[Problem description] Extract every line that contains the word "frac".

[Data for this exercise]
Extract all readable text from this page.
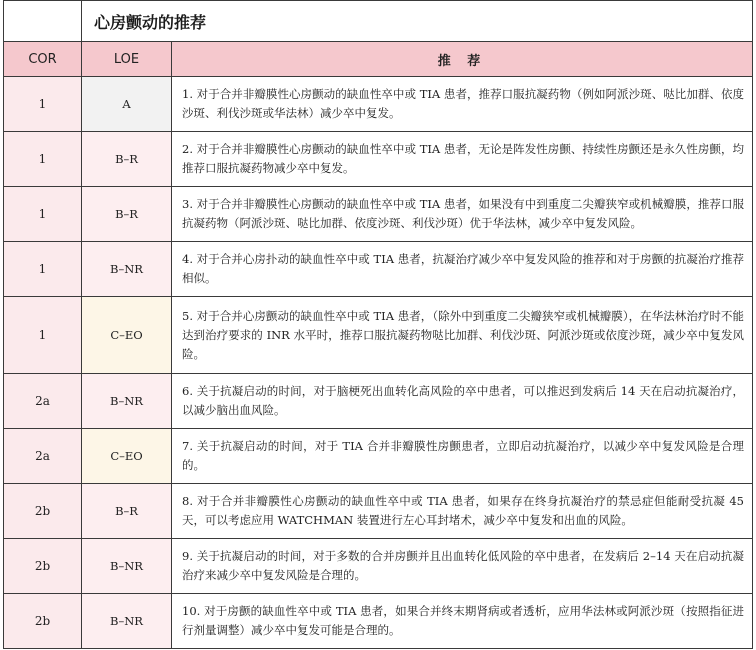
	心房颤动的推荐	
COR	LOE	推 荐
1	A	1. 对于合并非瓣膜性心房颤动的缺血性卒中或 TIA 患者，推荐口服抗凝药物（例如阿派沙斑、哒比加群、依度沙斑、利伐沙斑或华法林）减少卒中复发。
1	B–R	2. 对于合并非瓣膜性心房颤动的缺血性卒中或 TIA 患者，无论是阵发性房颤、持续性房颤还是永久性房颤，均推荐口服抗凝药物减少卒中复发。
1	B–R	3. 对于合并非瓣膜性心房颤动的缺血性卒中或 TIA 患者，如果没有中到重度二尖瓣狭窄或机械瓣膜，推荐口服抗凝药物（阿派沙斑、哒比加群、依度沙斑、利伐沙斑）优于华法林，减少卒中复发风险。
1	B–NR	4. 对于合并心房扑动的缺血性卒中或 TIA 患者，抗凝治疗减少卒中复发风险的推荐和对于房颤的抗凝治疗推荐相似。
1	C–EO	5. 对于合并心房颤动的缺血性卒中或 TIA 患者，（除外中到重度二尖瓣狭窄或机械瓣膜），在华法林治疗时不能达到治疗要求的 INR 水平时，推荐口服抗凝药物哒比加群、利伐沙斑、阿派沙斑或依度沙斑，减少卒中复发风险。
2a	B–NR	6. 关于抗凝启动的时间，对于脑梗死出血转化高风险的卒中患者，可以推迟到发病后 14 天在启动抗凝治疗，以减少脑出血风险。
2a	C–EO	7. 关于抗凝启动的时间，对于 TIA 合并非瓣膜性房颤患者，立即启动抗凝治疗，以减少卒中复发风险是合理的。
2b	B–R	8. 对于合并非瓣膜性心房颤动的缺血性卒中或 TIA 患者，如果存在终身抗凝治疗的禁忌症但能耐受抗凝 45 天，可以考虑应用 WATCHMAN 装置进行左心耳封堵术，减少卒中复发和出血的风险。
2b	B–NR	9. 关于抗凝启动的时间，对于多数的合并房颤并且出血转化低风险的卒中患者，在发病后 2–14 天在启动抗凝治疗来减少卒中复发风险是合理的。
2b	B–NR	10. 对于房颤的缺血性卒中或 TIA 患者，如果合并终末期肾病或者透析，应用华法林或阿派沙斑（按照指征进行剂量调整）减少卒中复发可能是合理的。
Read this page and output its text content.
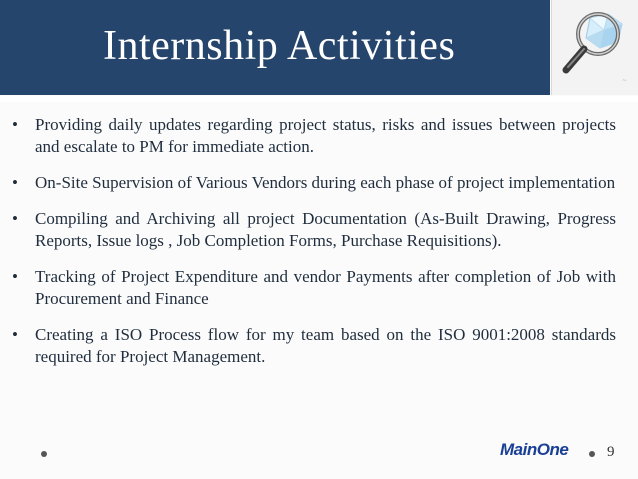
Internship Activities
~
• Providing daily updates regarding project status, risks and issues between projects and escalate to PM for immediate action.
• On-Site Supervision of Various Vendors during each phase of project implementation
• Compiling and Archiving all project Documentation (As-Built Drawing, Progress Reports, Issue logs , Job Completion Forms, Purchase Requisitions).
• Tracking of Project Expenditure and vendor Payments after completion of Job with Procurement and Finance
• Creating a ISO Process flow for my team based on the ISO 9001:2008 standards required for Project Management.
MainOne	9
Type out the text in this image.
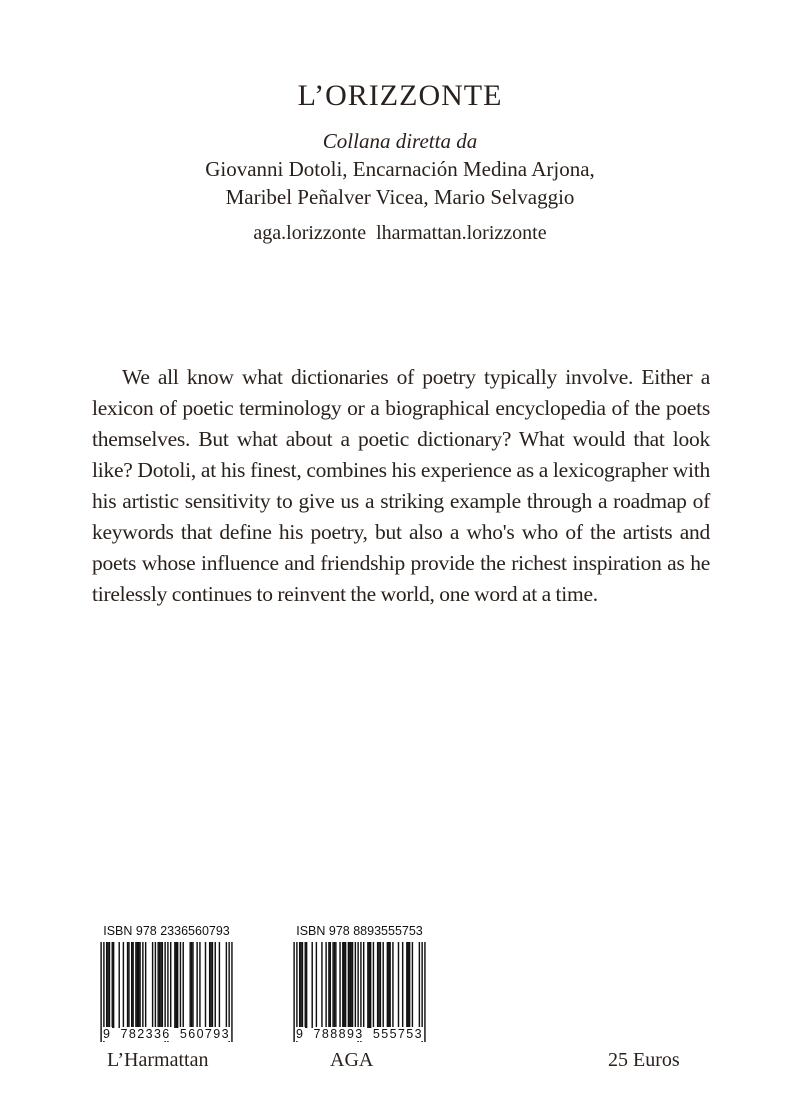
L’ORIZZONTE
Collana diretta da
Giovanni Dotoli, Encarnación Medina Arjona,
Maribel Peñalver Vicea, Mario Selvaggio
aga.lorizzonte  lharmattan.lorizzonte
We all know what dictionaries of poetry typically involve. Either a lexicon of poetic terminology or a biographical encyclopedia of the poets themselves. But what about a poetic dictionary? What would that look like? Dotoli, at his finest, combines his experience as a lexicographer with his artistic sensitivity to give us a striking example through a roadmap of keywords that define his poetry, but also a who's who of the artists and poets whose influence and friendship provide the richest inspiration as he tirelessly continues to reinvent the world, one word at a time.
ISBN 978 2336560793
9 782336 560793
ISBN 978 8893555753
9 788893 555753
L’Harmattan	AGA	25 Euros
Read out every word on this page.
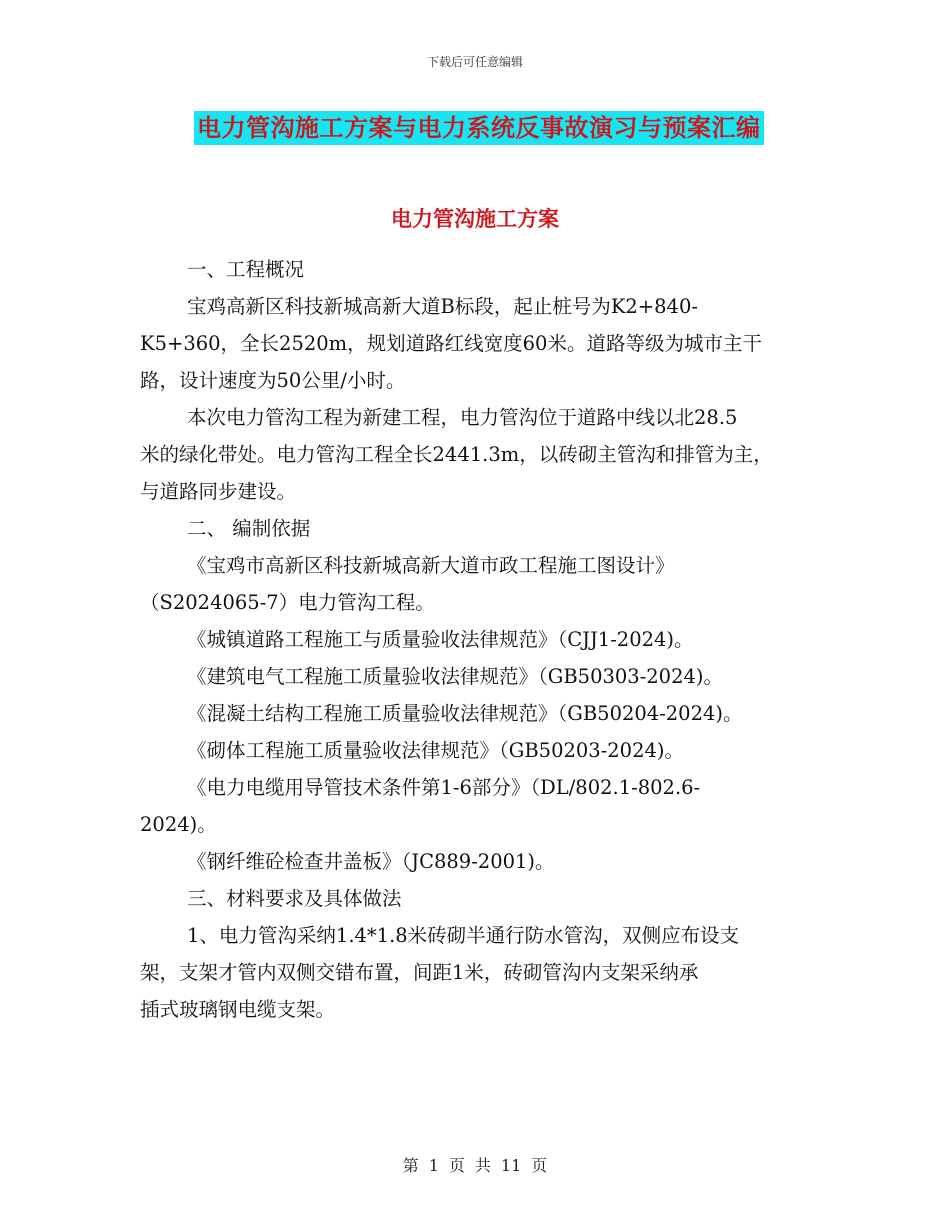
下载后可任意编辑
电力管沟施工方案与电力系统反事故演习与预案汇编
电力管沟施工方案
一、工程概况
宝鸡高新区科技新城高新大道B标段，起止桩号为K2+840-
K5+360，全长2520m，规划道路红线宽度60米。道路等级为城市主干
路，设计速度为50公里/小时。
本次电力管沟工程为新建工程，电力管沟位于道路中线以北28.5
米的绿化带处。电力管沟工程全长2441.3m，以砖砌主管沟和排管为主，
与道路同步建设。
二、 编制依据
《宝鸡市高新区科技新城高新大道市政工程施工图设计》
（S2024065-7）电力管沟工程。
《城镇道路工程施工与质量验收法律规范》（CJJ1-2024)。
《建筑电气工程施工质量验收法律规范》（GB50303-2024)。
《混凝土结构工程施工质量验收法律规范》（GB50204-2024)。
《砌体工程施工质量验收法律规范》（GB50203-2024)。
《电力电缆用导管技术条件第1-6部分》（DL/802.1-802.6-
2024)。
《钢纤维砼检查井盖板》（JC889-2001)。
三、材料要求及具体做法
1、电力管沟采纳1.4*1.8米砖砌半通行防水管沟，双侧应布设支
架，支架才管内双侧交错布置，间距1米，砖砌管沟内支架采纳承
插式玻璃钢电缆支架。
第 1 页 共 11 页
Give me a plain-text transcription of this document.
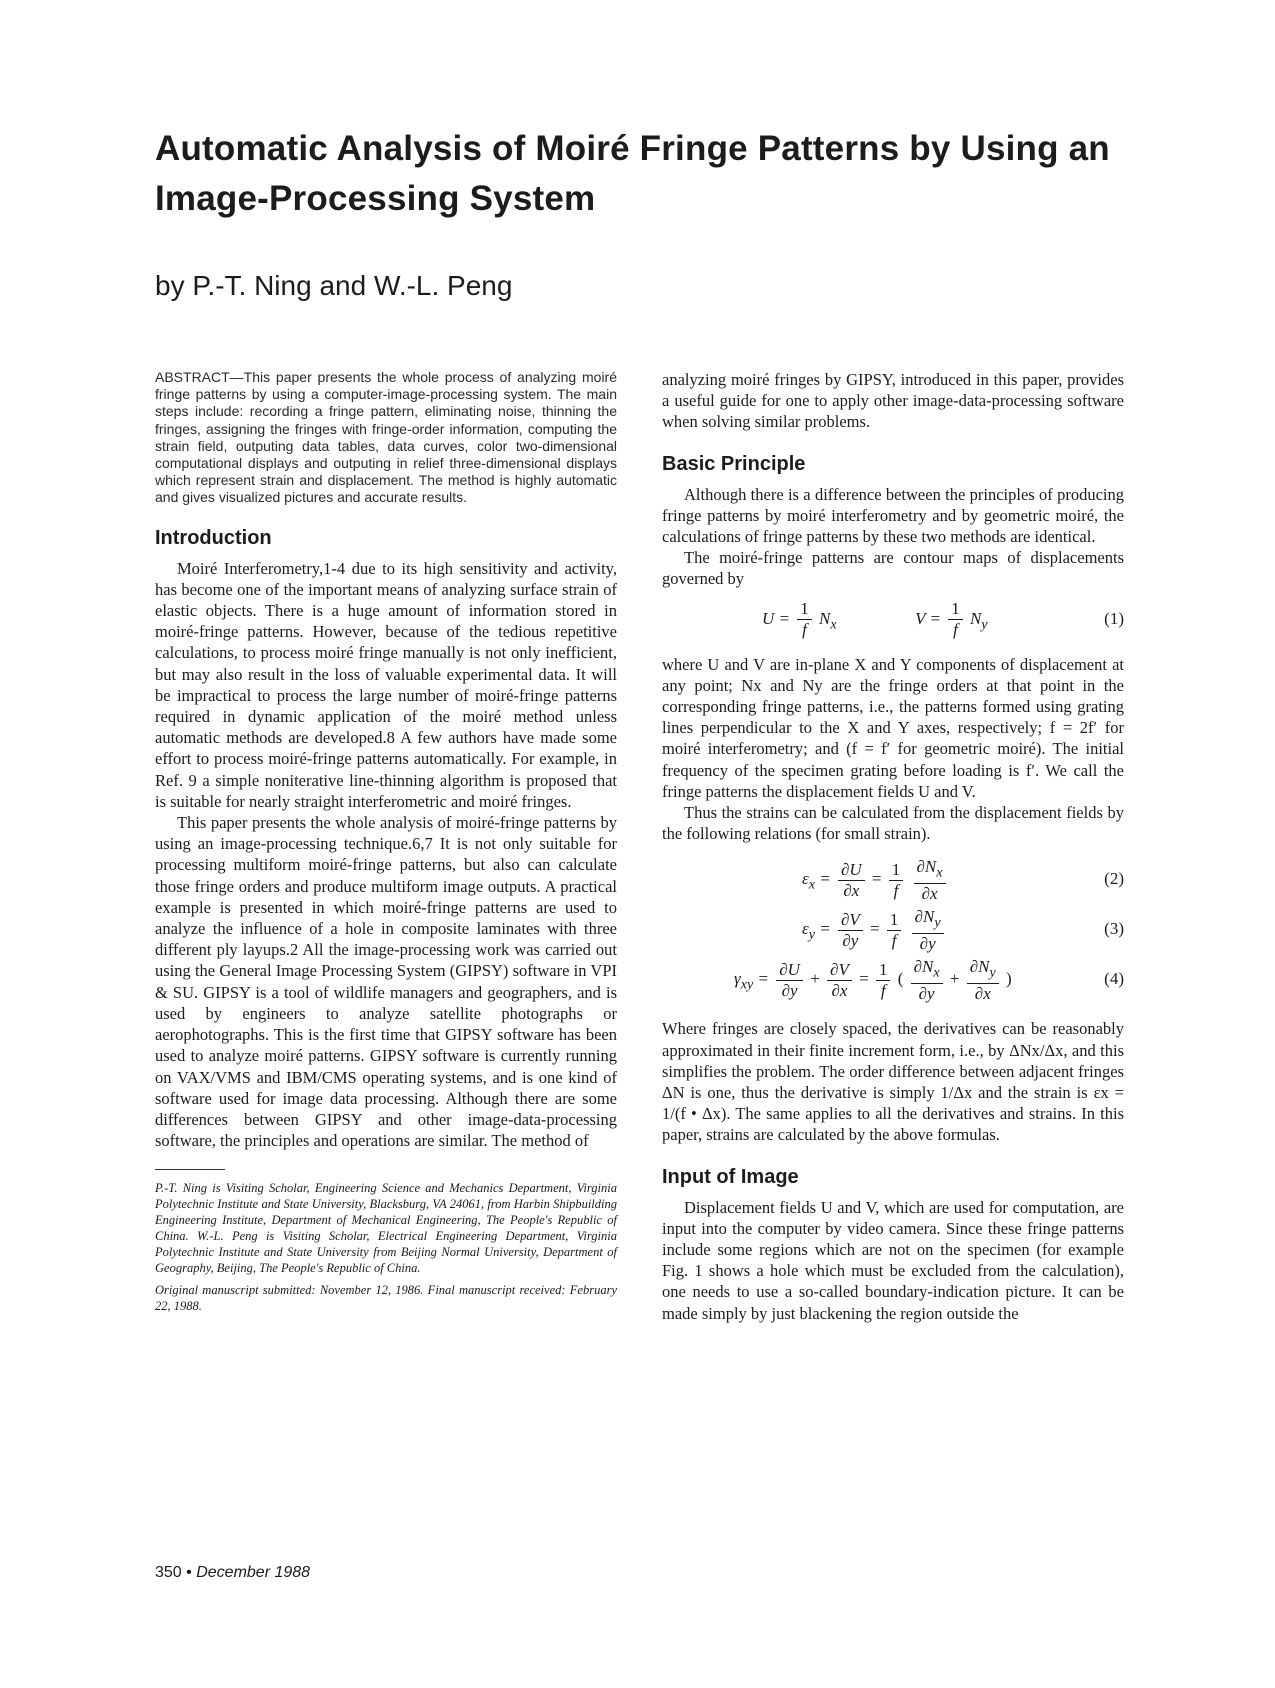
Automatic Analysis of Moiré Fringe Patterns by Using an Image-Processing System

by P.-T. Ning and W.-L. Peng

ABSTRACT—This paper presents the whole process of analyzing moiré fringe patterns by using a computer-image-processing system. The main steps include: recording a fringe pattern, eliminating noise, thinning the fringes, assigning the fringes with fringe-order information, computing the strain field, outputing data tables, data curves, color two-dimensional computational displays and outputing in relief three-dimensional displays which represent strain and displacement. The method is highly automatic and gives visualized pictures and accurate results.

Introduction

Moiré Interferometry,1-4 due to its high sensitivity and activity, has become one of the important means of analyzing surface strain of elastic objects. There is a huge amount of information stored in moiré-fringe patterns. However, because of the tedious repetitive calculations, to process moiré fringe manually is not only inefficient, but may also result in the loss of valuable experimental data. It will be impractical to process the large number of moiré-fringe patterns required in dynamic application of the moiré method unless automatic methods are developed.8 A few authors have made some effort to process moiré-fringe patterns automatically. For example, in Ref. 9 a simple noniterative line-thinning algorithm is proposed that is suitable for nearly straight interferometric and moiré fringes.

This paper presents the whole analysis of moiré-fringe patterns by using an image-processing technique.6,7 It is not only suitable for processing multiform moiré-fringe patterns, but also can calculate those fringe orders and produce multiform image outputs. A practical example is presented in which moiré-fringe patterns are used to analyze the influence of a hole in composite laminates with three different ply layups.2 All the image-processing work was carried out using the General Image Processing System (GIPSY) software in VPI & SU. GIPSY is a tool of wildlife managers and geographers, and is used by engineers to analyze satellite photographs or aerophotographs. This is the first time that GIPSY software has been used to analyze moiré patterns. GIPSY software is currently running on VAX/VMS and IBM/CMS operating systems, and is one kind of software used for image data processing. Although there are some differences between GIPSY and other image-data-processing software, the principles and operations are similar. The method of

P.-T. Ning is Visiting Scholar, Engineering Science and Mechanics Department, Virginia Polytechnic Institute and State University, Blacksburg, VA 24061, from Harbin Shipbuilding Engineering Institute, Department of Mechanical Engineering, The People's Republic of China. W.-L. Peng is Visiting Scholar, Electrical Engineering Department, Virginia Polytechnic Institute and State University from Beijing Normal University, Department of Geography, Beijing, The People's Republic of China.

Original manuscript submitted: November 12, 1986. Final manuscript received: February 22, 1988.

analyzing moiré fringes by GIPSY, introduced in this paper, provides a useful guide for one to apply other image-data-processing software when solving similar problems.

Basic Principle

Although there is a difference between the principles of producing fringe patterns by moiré interferometry and by geometric moiré, the calculations of fringe patterns by these two methods are identical.

The moiré-fringe patterns are contour maps of displacements governed by

$U = \frac{1}{f} N_x$	$V = \frac{1}{f} N_y$	(1)

where U and V are in-plane X and Y components of displacement at any point; Nx and Ny are the fringe orders at that point in the corresponding fringe patterns, i.e., the patterns formed using grating lines perpendicular to the X and Y axes, respectively; f = 2f′ for moiré interferometry; and (f = f′ for geometric moiré). The initial frequency of the specimen grating before loading is f′. We call the fringe patterns the displacement fields U and V.

Thus the strains can be calculated from the displacement fields by the following relations (for small strain).

$\varepsilon_x = \frac{\partial U}{\partial x} = \frac{1}{f}$
$\frac{\partial N_x}{\partial x}$	(2)
$\varepsilon_y = \frac{\partial V}{\partial y} = \frac{1}{f}$
$\frac{\partial N_y}{\partial y}$	(3)
$\gamma_{xy} = \frac{\partial U}{\partial y} + \frac{\partial V}{\partial x} = \frac{1}{f}$ ( $\frac{\partial N_x}{\partial y} + \frac{\partial N_y}{\partial x}$ )	(4)

Where fringes are closely spaced, the derivatives can be reasonably approximated in their finite increment form, i.e., by ΔNx/Δx, and this simplifies the problem. The order difference between adjacent fringes ΔN is one, thus the derivative is simply 1/Δx and the strain is εx = 1/(f • Δx). The same applies to all the derivatives and strains. In this paper, strains are calculated by the above formulas.

Input of Image

Displacement fields U and V, which are used for computation, are input into the computer by video camera. Since these fringe patterns include some regions which are not on the specimen (for example Fig. 1 shows a hole which must be excluded from the calculation), one needs to use a so-called boundary-indication picture. It can be made simply by just blackening the region outside the

350 • December 1988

[Full answer]
$U = \frac{1}{f} N_x$	$V = \frac{1}{f} N_y$	(1)
$\varepsilon_x = \frac{\partial U}{\partial x} = \frac{1}{f}$
$\frac{\partial N_x}{\partial x}$	(2)
$\varepsilon_y = \frac{\partial V}{\partial y} = \frac{1}{f}$
$\frac{\partial N_y}{\partial y}$	(3)
$\gamma_{xy} = \frac{\partial U}{\partial y} + \frac{\partial V}{\partial x} = \frac{1}{f}$ ( $\frac{\partial N_x}{\partial y} + \frac{\partial N_y}{\partial x}$ )	(4)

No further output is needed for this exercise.